What is required. Report every line in the listing below where the string "Estimate" shows up.

Records to use.

****

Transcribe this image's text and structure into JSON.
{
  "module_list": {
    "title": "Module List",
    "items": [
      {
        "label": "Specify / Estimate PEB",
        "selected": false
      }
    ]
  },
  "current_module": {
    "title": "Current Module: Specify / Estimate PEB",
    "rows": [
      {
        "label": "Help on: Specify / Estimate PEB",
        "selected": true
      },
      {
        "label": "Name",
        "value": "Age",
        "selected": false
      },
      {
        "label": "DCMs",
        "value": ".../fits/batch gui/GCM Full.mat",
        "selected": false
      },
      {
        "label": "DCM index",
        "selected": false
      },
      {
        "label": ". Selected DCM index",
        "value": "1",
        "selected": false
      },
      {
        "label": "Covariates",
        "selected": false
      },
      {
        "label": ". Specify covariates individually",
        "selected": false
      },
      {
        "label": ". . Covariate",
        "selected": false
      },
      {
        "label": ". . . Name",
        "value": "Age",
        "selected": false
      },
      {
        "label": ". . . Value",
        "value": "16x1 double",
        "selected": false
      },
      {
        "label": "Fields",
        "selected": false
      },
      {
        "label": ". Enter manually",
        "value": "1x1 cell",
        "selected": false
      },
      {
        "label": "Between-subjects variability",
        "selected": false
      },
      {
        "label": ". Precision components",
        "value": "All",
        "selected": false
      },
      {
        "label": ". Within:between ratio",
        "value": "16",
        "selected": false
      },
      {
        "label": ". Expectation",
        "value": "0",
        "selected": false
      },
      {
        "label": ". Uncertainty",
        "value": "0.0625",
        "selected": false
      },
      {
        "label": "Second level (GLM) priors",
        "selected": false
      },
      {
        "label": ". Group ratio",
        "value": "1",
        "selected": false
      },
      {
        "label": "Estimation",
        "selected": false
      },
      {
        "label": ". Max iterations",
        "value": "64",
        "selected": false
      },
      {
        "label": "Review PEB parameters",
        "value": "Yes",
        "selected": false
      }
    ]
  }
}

****

Task output.
        "label": "Specify / Estimate PEB",
    "title": "Current Module: Specify / Estimate PEB",
        "label": "Help on: Specify / Estimate PEB",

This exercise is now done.